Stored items
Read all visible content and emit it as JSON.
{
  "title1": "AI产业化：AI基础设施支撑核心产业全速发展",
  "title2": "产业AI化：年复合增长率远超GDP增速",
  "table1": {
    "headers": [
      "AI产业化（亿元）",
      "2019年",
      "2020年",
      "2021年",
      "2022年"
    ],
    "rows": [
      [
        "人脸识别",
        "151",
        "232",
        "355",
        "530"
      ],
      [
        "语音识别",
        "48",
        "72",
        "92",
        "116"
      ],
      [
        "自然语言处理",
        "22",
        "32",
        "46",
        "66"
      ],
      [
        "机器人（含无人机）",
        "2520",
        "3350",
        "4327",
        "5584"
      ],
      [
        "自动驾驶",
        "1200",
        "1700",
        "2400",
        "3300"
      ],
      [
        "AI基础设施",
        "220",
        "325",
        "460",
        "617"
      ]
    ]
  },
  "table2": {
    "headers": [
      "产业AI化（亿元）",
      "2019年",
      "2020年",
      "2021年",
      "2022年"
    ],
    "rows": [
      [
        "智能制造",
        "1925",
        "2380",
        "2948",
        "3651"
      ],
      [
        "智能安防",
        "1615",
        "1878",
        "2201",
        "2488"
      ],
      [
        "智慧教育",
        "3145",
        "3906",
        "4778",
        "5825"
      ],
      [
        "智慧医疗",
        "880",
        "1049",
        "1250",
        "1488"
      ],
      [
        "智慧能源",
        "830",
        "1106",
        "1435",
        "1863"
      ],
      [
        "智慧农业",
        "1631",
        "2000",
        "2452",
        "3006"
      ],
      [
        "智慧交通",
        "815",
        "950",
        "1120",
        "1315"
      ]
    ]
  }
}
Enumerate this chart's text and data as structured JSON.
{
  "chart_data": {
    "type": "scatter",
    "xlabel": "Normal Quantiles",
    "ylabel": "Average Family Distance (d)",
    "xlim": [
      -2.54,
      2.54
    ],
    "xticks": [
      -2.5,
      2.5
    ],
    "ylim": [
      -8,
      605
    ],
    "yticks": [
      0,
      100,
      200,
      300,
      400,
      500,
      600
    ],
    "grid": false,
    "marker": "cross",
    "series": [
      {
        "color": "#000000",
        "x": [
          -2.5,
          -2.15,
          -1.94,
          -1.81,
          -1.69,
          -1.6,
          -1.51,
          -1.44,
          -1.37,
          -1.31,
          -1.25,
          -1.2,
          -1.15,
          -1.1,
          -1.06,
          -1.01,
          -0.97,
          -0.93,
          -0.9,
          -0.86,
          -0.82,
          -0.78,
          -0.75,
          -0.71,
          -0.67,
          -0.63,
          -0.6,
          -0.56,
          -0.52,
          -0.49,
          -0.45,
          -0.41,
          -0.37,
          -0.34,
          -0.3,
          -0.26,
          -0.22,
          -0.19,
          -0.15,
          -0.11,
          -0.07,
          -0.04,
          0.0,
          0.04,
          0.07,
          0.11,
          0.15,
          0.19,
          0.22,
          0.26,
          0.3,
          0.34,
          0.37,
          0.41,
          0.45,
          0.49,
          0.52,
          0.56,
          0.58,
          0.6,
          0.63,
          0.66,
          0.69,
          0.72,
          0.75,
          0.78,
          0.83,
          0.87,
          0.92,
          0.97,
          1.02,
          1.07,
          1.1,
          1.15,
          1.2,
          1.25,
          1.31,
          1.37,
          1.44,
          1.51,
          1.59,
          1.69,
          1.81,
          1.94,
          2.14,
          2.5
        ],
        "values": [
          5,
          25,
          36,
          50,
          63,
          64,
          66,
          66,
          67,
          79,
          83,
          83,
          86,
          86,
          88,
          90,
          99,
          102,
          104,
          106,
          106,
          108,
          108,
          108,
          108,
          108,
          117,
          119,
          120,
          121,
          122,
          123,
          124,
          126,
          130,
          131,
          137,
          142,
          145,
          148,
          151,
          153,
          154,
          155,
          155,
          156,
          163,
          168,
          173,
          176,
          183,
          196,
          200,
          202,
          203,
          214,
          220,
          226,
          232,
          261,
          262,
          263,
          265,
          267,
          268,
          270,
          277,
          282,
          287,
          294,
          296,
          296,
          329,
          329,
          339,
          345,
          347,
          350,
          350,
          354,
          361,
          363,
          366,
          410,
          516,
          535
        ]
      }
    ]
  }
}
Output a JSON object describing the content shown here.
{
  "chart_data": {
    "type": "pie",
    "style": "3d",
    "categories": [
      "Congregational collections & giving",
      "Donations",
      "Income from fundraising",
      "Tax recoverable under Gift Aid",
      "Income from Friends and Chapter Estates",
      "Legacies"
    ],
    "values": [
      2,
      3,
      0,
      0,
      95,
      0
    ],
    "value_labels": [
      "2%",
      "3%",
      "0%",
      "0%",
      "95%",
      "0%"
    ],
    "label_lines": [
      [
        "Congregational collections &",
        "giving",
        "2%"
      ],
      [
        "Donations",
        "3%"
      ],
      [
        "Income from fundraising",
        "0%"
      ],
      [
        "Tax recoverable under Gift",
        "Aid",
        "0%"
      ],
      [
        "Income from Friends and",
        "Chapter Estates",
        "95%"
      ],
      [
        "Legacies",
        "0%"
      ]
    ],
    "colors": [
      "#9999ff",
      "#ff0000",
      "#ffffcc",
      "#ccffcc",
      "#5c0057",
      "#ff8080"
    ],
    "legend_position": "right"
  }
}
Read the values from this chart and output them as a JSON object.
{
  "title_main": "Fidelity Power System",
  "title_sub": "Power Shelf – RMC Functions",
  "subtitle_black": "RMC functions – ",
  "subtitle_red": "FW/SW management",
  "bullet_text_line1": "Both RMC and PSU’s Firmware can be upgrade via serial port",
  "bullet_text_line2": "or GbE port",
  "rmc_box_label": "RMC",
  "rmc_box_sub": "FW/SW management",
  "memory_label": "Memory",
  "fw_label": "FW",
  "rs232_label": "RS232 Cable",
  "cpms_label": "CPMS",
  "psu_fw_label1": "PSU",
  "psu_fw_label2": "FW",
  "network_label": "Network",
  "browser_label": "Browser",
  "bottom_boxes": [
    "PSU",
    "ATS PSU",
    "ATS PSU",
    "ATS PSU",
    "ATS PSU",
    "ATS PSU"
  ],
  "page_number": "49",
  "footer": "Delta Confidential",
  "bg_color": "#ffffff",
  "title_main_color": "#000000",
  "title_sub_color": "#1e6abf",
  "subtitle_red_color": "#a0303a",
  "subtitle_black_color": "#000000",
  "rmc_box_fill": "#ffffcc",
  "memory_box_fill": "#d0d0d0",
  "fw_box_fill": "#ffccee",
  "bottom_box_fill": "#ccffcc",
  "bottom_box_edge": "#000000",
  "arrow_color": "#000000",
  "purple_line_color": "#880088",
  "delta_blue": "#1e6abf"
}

EXERCISE: Extract each record, keeping it identical to the original.

RESPONSE TO THIS TASK:
Read all visible content and emit it as JSON.
{
  "title1": "AI产业化：AI基础设施支撑核心产业全速发展",
  "title2": "产业AI化：年复合增长率远超GDP增速",
  "table1": {
    "headers": [
      "AI产业化（亿元）",
      "2019年",
      "2020年",
      "2021年",
      "2022年"
    ],
    "rows": [
      [
        "人脸识别",
        "151",
        "232",
        "355",
        "530"
      ],
      [
        "语音识别",
        "48",
        "72",
        "92",
        "116"
      ],
      [
        "自然语言处理",
        "22",
        "32",
        "46",
        "66"
      ],
      [
        "机器人（含无人机）",
        "2520",
        "3350",
        "4327",
        "5584"
      ],
      [
        "自动驾驶",
        "1200",
        "1700",
        "2400",
        "3300"
      ],
      [
        "AI基础设施",
        "220",
        "325",
        "460",
        "617"
      ]
    ]
  },
  "table2": {
    "headers": [
      "产业AI化（亿元）",
      "2019年",
      "2020年",
      "2021年",
      "2022年"
    ],
    "rows": [
      [
        "智能制造",
        "1925",
        "2380",
        "2948",
        "3651"
      ],
      [
        "智能安防",
        "1615",
        "1878",
        "2201",
        "2488"
      ],
      [
        "智慧教育",
        "3145",
        "3906",
        "4778",
        "5825"
      ],
      [
        "智慧医疗",
        "880",
        "1049",
        "1250",
        "1488"
      ],
      [
        "智慧能源",
        "830",
        "1106",
        "1435",
        "1863"
      ],
      [
        "智慧农业",
        "1631",
        "2000",
        "2452",
        "3006"
      ],
      [
        "智慧交通",
        "815",
        "950",
        "1120",
        "1315"
      ]
    ]
  }
}
Enumerate this chart's text and data as structured JSON.
{
  "chart_data": {
    "type": "scatter",
    "xlabel": "Normal Quantiles",
    "ylabel": "Average Family Distance (d)",
    "xlim": [
      -2.54,
      2.54
    ],
    "xticks": [
      -2.5,
      2.5
    ],
    "ylim": [
      -8,
      605
    ],
    "yticks": [
      0,
      100,
      200,
      300,
      400,
      500,
      600
    ],
    "grid": false,
    "marker": "cross",
    "series": [
      {
        "color": "#000000",
        "x": [
          -2.5,
          -2.15,
          -1.94,
          -1.81,
          -1.69,
          -1.6,
          -1.51,
          -1.44,
          -1.37,
          -1.31,
          -1.25,
          -1.2,
          -1.15,
          -1.1,
          -1.06,
          -1.01,
          -0.97,
          -0.93,
          -0.9,
          -0.86,
          -0.82,
          -0.78,
          -0.75,
          -0.71,
          -0.67,
          -0.63,
          -0.6,
          -0.56,
          -0.52,
          -0.49,
          -0.45,
          -0.41,
          -0.37,
          -0.34,
          -0.3,
          -0.26,
          -0.22,
          -0.19,
          -0.15,
          -0.11,
          -0.07,
          -0.04,
          0.0,
          0.04,
          0.07,
          0.11,
          0.15,
          0.19,
          0.22,
          0.26,
          0.3,
          0.34,
          0.37,
          0.41,
          0.45,
          0.49,
          0.52,
          0.56,
          0.58,
          0.6,
          0.63,
          0.66,
          0.69,
          0.72,
          0.75,
          0.78,
          0.83,
          0.87,
          0.92,
          0.97,
          1.02,
          1.07,
          1.1,
          1.15,
          1.2,
          1.25,
          1.31,
          1.37,
          1.44,
          1.51,
          1.59,
          1.69,
          1.81,
          1.94,
          2.14,
          2.5
        ],
        "values": [
          5,
          25,
          36,
          50,
          63,
          64,
          66,
          66,
          67,
          79,
          83,
          83,
          86,
          86,
          88,
          90,
          99,
          102,
          104,
          106,
          106,
          108,
          108,
          108,
          108,
          108,
          117,
          119,
          120,
          121,
          122,
          123,
          124,
          126,
          130,
          131,
          137,
          142,
          145,
          148,
          151,
          153,
          154,
          155,
          155,
          156,
          163,
          168,
          173,
          176,
          183,
          196,
          200,
          202,
          203,
          214,
          220,
          226,
          232,
          261,
          262,
          263,
          265,
          267,
          268,
          270,
          277,
          282,
          287,
          294,
          296,
          296,
          329,
          329,
          339,
          345,
          347,
          350,
          350,
          354,
          361,
          363,
          366,
          410,
          516,
          535
        ]
      }
    ]
  }
}
Output a JSON object describing the content shown here.
{
  "chart_data": {
    "type": "pie",
    "style": "3d",
    "categories": [
      "Congregational collections & giving",
      "Donations",
      "Income from fundraising",
      "Tax recoverable under Gift Aid",
      "Income from Friends and Chapter Estates",
      "Legacies"
    ],
    "values": [
      2,
      3,
      0,
      0,
      95,
      0
    ],
    "value_labels": [
      "2%",
      "3%",
      "0%",
      "0%",
      "95%",
      "0%"
    ],
    "label_lines": [
      [
        "Congregational collections &",
        "giving",
        "2%"
      ],
      [
        "Donations",
        "3%"
      ],
      [
        "Income from fundraising",
        "0%"
      ],
      [
        "Tax recoverable under Gift",
        "Aid",
        "0%"
      ],
      [
        "Income from Friends and",
        "Chapter Estates",
        "95%"
      ],
      [
        "Legacies",
        "0%"
      ]
    ],
    "colors": [
      "#9999ff",
      "#ff0000",
      "#ffffcc",
      "#ccffcc",
      "#5c0057",
      "#ff8080"
    ],
    "legend_position": "right"
  }
}
Read the values from this chart and output them as a JSON object.
{
  "title_main": "Fidelity Power System",
  "title_sub": "Power Shelf – RMC Functions",
  "subtitle_black": "RMC functions – ",
  "subtitle_red": "FW/SW management",
  "bullet_text_line1": "Both RMC and PSU’s Firmware can be upgrade via serial port",
  "bullet_text_line2": "or GbE port",
  "rmc_box_label": "RMC",
  "rmc_box_sub": "FW/SW management",
  "memory_label": "Memory",
  "fw_label": "FW",
  "rs232_label": "RS232 Cable",
  "cpms_label": "CPMS",
  "psu_fw_label1": "PSU",
  "psu_fw_label2": "FW",
  "network_label": "Network",
  "browser_label": "Browser",
  "bottom_boxes": [
    "PSU",
    "ATS PSU",
    "ATS PSU",
    "ATS PSU",
    "ATS PSU",
    "ATS PSU"
  ],
  "page_number": "49",
  "footer": "Delta Confidential",
  "bg_color": "#ffffff",
  "title_main_color": "#000000",
  "title_sub_color": "#1e6abf",
  "subtitle_red_color": "#a0303a",
  "subtitle_black_color": "#000000",
  "rmc_box_fill": "#ffffcc",
  "memory_box_fill": "#d0d0d0",
  "fw_box_fill": "#ffccee",
  "bottom_box_fill": "#ccffcc",
  "bottom_box_edge": "#000000",
  "arrow_color": "#000000",
  "purple_line_color": "#880088",
  "delta_blue": "#1e6abf"
}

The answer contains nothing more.